> _TEKSTFRAGMENT_
▼

Plan:
grensmaas deelgebied sittard-geleen
Status:
vastgesteld
Plantype:
ex art. 10 WRO beheer/ontwikkeling
Artikel 3. Algemene beschrijving in hoofdlijnen

1. Hoofddoel van het plan.

Met dit plan wordt beoogd een nieuwe ruimtelijke structuur van het Grensmaasgebied te realiseren met als meest ingrijpende verandering rivierverruiming ten behoeve van beperking van de wateroverlast en natuurontwikkeling, met als resultaat een natuurgebied van formaat en voor het overige agrarische gronden met mogelijkheden voor extensief recreatief medegebruik.

Voor de realisatie van dit hoofddoel dient de voorkeursaanpak van de Milieueffecten-rapportage Grensmaas (hierna MER Grensmaas) als uitgangspunt. De eisen die ten grondslag liggen aan het ontwerp van de voorkeursaanpak gelden naar huidige inzichten als voorwaarden waaraan de uitvoering van het Grensmaasproject in ieder geval moet voldoen. Deze voorkeursaanpak behelst globaal de afgraving, verwerking en afvoer van klei en toutvenant in het plangebied, gevolgd door herinrichting en beheer ten behoeve van natuurontwikkeling en ecologisch rivierherstel.

Voor een aantal aspecten geldt echter dat de definitieve keuze afhankelijk is van ontwikkelingen buiten het POL Grensmaas om. Het gaat dan vooral om de afstemming met Vlaanderen (België), en de vereiste instemming van Vlaanderen aangaande de te verwachten Thalwegverplaatsingen (formele Rijksgrens) en het project Zandmaas/Maasroute in verband met de verbreding van het Julianakanaal. Ook de technische mogelijkheden van uitvoerende partijen zijn van groot belang voor de definitieve keuze op onderdelen.

Gecontroleerd waterbeheer moet ten alle tijden mogelijk zijn waarbij in het belang van de hoogwaterbescherming ingegrepen kan worden in de natuurlijke processen van de rivier.

2. Sectorale doelstellingen

Sectoraal gelden de volgende doelstellingen:

Ten aanzien van wateroverlast:
Bescherming tegen wateroverlast en de daaruit voortvloeiende schade in het plangebied door:
- vergroting van de afvoercapaciteit van de Grensmaas door stroomgeulverbreding en weerdverlaging op zodanige wijze dat binnen de planperiode in de gebieden gelegen binnen de kades de overstromingskans maximaal 1/250 per jaar is en uitvoering van alle locaties zoals aangegeven in de zogenaamde 'voorkeursaanpak' op grond van de milieu-effectrapportage van de Grensmaas (MER);

- behoud van de te realiseren vergrote afvoercapaciteit en ruimte in het rivierbed van de Grensmaas door een daarop gericht ruimtelijk beleid en beheer, conform de ministeriële richtlijn 'Ruimte voor de rivier'.

Ten aanzien van ontgrondingen:
- de winning van delfstoffen waarbij natuurontwikkeling en bescherming tegen wateroverlast wordt gerealiseerd;

- het voorzien in de regionale en nationale behoefte aan delfstoffen volgens de daarvoor geldende taakstellingen van Rijk en Provincie Limburg.

▲

> _AANGELEVERDE ITEMS_
▼

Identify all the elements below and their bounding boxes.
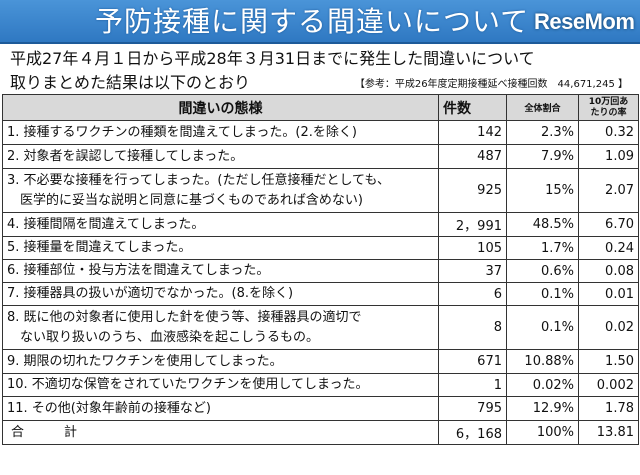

▲
▼

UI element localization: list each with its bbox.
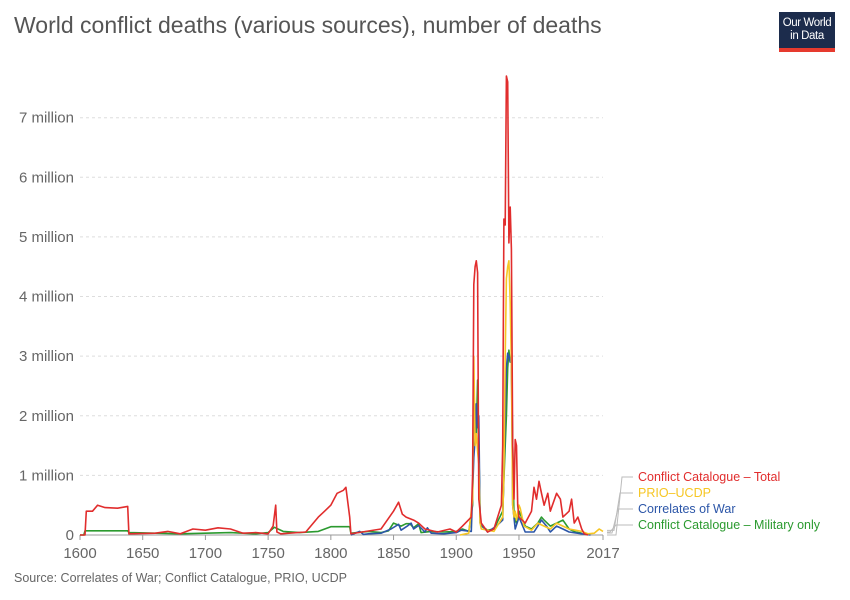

▲
▼

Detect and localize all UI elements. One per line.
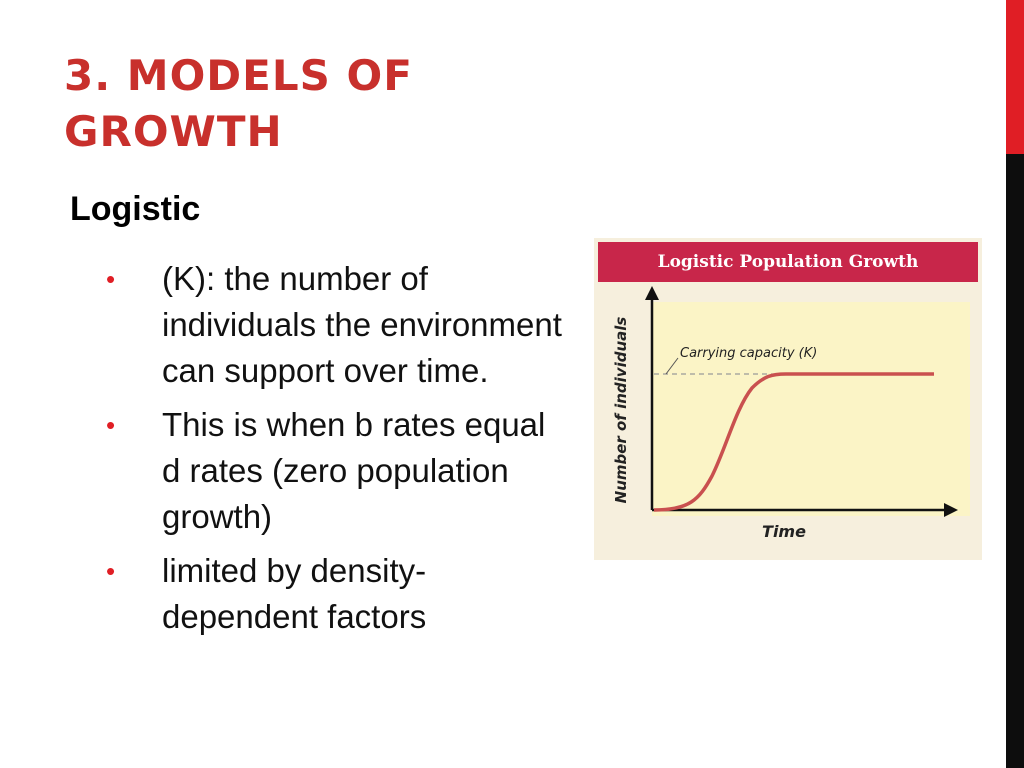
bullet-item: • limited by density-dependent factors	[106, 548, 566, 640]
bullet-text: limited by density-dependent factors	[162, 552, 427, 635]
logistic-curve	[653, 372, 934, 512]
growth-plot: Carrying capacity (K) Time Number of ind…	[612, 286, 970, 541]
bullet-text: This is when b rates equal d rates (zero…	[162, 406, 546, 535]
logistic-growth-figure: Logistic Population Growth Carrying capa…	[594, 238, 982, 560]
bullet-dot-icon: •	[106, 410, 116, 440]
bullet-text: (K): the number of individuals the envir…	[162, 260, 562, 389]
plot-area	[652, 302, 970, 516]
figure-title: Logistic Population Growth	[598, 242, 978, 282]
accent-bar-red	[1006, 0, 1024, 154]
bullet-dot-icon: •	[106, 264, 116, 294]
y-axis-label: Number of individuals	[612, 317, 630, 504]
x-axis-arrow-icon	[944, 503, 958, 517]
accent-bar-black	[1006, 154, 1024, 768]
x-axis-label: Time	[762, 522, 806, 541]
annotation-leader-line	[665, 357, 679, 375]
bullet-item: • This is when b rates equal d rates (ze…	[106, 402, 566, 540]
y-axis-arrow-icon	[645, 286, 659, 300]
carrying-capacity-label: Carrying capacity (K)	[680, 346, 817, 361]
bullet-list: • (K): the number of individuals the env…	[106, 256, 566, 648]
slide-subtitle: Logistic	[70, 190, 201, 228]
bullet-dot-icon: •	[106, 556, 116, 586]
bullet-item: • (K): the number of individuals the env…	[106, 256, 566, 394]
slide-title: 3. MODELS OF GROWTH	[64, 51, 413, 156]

▲

> _OPDRACHT_
Zet het tekstfragment over het plan Grensmaas deelgebied Sittard-Geleen voort, te beginnen na de laatste zin.

> _ANTWOORD_
Ten aanzien van natuur en bos:
De verdere uitwerking van de Ecologische Hoofdstructuur van het Rijk (EHS), alsmede de Provinciale Ontwikkelingszone Groen (POG) in het Grensmaasgebied door:

- het geven van ruimte aan de natuurlijke dynamiek van de rivier en beken in het Grensmaasgebied en het wegnemen van barrières o.a. door het mogelijk maken van beekonderdoorgangen en faunaverbindingen bij het Julianakanaal;

- het realiseren van een aaneengesloten natuurontwikkelingsgebied door koppeling van de te vergraven gebieden met de onvergraven natuurontwikkelingsgebieden;

- het zoveel mogelijk aaneensluiten van de te ontwikkelen ecologische structuur met aanliggende bos en natuur(ontwikkelings)gebieden in de omgeving o.a. door het wegnemen van barrières en waar nodig de aanleg van faunatunnels;

- instandhouding van het bestaande bos, bosuitbreiding met accent natuur in de natuurontwikkelingsgebieden langs de rivier en langs de beeklopen en bosuitbreiding in kleinschalige vorm in het resterende cultuurlandschap;

- het beëindigen van bestaande intensieve recreatie.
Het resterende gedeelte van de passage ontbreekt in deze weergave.